Le bureau du ministère de l’Éducation, Stephen Lecce, croit encore à la conciliation : « Nous exhortons l’AEFO à signer une entente qui maintienne les élèves en classe. Comme tous les parents, nous savons que les élèves méritent d’être en classe et d’apprendre avec leurs amis et leurs éducateurs sans menace de grève. Nous espérons que l’AEFO travaillera avec le conciliateur pour signer une entente équitable et y parvenir afin que tous les élèves de langue française puissent bénéficier de notre retour à l’essentiel et de notre stabilité en classe. »

Selon la présidente de l’AEFO, côté gouvernement, « le ton a changé depuis l’annonce de ce vote, en particulier en présence de la tierce partie conciliatrice. Quand on se retrouvera pour la prochaine ronde de négociation les 31 janvier, 1er et 2 février, nous saurons alors les résultats de ce vote de grève ».

Le système de langue française sur la balance

Lors de la dernière grève de février 2020, les quatre autres syndicats d’enseignement anglophones faisaient front unis avec l’AEFO.

Malgré les difficultés relationnelles avec le ministère de l’Éducation, la plupart a désormais déjà ratifié des ententes, dont la Fédération des enseignantes-enseignants des écoles secondaires de l’Ontario (OSSTF/FEESO) et la Fédération des enseignantes et des enseignants de l’élémentaire de l’Ontario (FEEO/ETFO), ceux-ci ayant renvoyé les points centraux en suspens à l’arbitrage des différends.

Des ententes centrales ont également été ratifiées avec le Syndicat canadien de la fonction publique (SCFP/CUPE) ainsi que le Conseil des travailleurs de l’éducation de l’Ontario (OCEW).
====================
* **TRAVAIL DEMANDÉ**
Recopiez à l'identique la partie du passage sur les négociations de l'AEFO qui s'ouvre sur les mots « Lors de la dernière » et se clôt sur les mots « l’arbitrage des différends. ». Les entrées qui suivent forment un matériel distinct du passage.

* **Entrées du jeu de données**
====================
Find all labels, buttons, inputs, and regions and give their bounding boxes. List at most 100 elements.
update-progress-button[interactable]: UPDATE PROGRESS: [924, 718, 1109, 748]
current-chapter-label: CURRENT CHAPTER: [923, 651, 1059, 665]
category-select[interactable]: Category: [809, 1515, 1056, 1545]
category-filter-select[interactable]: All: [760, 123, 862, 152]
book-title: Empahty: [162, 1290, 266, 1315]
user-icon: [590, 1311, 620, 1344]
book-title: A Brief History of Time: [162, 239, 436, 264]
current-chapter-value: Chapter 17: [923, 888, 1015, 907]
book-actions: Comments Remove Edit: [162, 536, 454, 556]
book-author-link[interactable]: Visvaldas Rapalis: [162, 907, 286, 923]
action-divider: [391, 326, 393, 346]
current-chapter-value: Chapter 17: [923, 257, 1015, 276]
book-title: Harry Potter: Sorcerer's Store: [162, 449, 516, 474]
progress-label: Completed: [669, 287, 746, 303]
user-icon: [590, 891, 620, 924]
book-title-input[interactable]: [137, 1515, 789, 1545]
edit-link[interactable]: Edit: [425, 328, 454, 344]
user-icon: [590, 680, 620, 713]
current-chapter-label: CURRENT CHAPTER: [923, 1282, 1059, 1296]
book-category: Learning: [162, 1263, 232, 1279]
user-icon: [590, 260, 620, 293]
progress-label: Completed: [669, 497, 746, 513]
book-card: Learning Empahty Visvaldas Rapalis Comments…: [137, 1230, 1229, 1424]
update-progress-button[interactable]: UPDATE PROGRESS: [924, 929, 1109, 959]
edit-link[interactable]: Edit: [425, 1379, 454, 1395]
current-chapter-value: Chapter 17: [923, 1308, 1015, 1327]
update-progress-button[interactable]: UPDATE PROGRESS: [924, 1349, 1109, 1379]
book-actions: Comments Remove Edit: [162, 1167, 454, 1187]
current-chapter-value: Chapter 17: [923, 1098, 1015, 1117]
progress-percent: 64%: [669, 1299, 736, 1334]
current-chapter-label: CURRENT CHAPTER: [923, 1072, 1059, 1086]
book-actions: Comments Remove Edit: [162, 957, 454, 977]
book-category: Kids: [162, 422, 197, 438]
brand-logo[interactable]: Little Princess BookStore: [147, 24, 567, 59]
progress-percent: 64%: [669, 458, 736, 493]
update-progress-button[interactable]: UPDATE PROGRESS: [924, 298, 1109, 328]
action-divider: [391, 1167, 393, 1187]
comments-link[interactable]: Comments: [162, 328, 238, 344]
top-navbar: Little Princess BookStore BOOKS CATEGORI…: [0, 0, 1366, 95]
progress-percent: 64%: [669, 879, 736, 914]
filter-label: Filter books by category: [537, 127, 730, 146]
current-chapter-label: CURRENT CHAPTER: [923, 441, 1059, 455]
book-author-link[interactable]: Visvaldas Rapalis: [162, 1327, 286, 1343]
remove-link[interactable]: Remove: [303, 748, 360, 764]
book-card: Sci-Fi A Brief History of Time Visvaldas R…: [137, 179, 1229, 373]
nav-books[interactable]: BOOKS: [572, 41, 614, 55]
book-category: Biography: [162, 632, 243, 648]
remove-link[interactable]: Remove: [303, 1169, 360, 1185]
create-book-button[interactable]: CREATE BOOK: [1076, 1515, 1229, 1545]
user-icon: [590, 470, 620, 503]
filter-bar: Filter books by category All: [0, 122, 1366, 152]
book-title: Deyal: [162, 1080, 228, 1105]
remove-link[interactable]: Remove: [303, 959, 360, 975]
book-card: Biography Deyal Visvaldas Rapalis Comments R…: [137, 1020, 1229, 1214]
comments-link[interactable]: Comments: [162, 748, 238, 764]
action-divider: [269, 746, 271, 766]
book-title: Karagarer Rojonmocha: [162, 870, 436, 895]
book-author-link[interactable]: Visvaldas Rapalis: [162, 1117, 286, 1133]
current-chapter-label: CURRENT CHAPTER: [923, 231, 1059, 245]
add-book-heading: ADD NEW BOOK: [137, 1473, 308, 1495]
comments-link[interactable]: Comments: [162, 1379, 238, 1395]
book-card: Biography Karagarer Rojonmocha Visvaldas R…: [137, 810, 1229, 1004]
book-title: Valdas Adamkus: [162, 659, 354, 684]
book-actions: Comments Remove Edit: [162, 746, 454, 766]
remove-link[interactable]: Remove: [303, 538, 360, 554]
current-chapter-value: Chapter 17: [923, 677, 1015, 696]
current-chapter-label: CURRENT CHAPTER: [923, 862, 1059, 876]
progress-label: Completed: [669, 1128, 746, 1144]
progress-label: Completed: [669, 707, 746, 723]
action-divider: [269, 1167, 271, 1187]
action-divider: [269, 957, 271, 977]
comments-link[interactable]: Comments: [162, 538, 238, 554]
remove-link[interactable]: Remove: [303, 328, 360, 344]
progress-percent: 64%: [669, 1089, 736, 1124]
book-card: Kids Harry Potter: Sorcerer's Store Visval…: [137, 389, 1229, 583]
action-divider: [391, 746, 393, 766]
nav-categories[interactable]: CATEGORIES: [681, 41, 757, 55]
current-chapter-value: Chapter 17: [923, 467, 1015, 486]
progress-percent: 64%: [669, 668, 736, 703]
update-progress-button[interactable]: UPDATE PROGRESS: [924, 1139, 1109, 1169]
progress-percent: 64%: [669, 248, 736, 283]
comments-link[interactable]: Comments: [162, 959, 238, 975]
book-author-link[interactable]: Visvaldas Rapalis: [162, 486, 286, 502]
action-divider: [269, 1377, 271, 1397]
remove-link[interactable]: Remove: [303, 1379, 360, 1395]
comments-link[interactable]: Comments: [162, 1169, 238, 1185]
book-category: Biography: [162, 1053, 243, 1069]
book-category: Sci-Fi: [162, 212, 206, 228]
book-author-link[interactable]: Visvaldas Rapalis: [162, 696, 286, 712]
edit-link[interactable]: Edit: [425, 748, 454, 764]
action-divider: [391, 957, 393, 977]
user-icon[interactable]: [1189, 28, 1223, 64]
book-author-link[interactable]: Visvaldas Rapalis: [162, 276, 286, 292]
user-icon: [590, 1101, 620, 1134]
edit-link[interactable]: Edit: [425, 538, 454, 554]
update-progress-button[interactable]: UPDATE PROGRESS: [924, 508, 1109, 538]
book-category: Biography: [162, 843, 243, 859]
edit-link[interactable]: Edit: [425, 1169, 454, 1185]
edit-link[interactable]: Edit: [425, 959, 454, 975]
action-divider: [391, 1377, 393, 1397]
====================
* **RÉSULTAT OBTENU**
Lors de la dernière grève de février 2020, les quatre autres syndicats d’enseignement anglophones faisaient front unis avec l’AEFO.

Malgré les difficultés relationnelles avec le ministère de l’Éducation, la plupart a désormais déjà ratifié des ententes, dont la Fédération des enseignantes-enseignants des écoles secondaires de l’Ontario (OSSTF/FEESO) et la Fédération des enseignantes et des enseignants de l’élémentaire de l’Ontario (FEEO/ETFO), ceux-ci ayant renvoyé les points centraux en suspens à l’arbitrage des différends.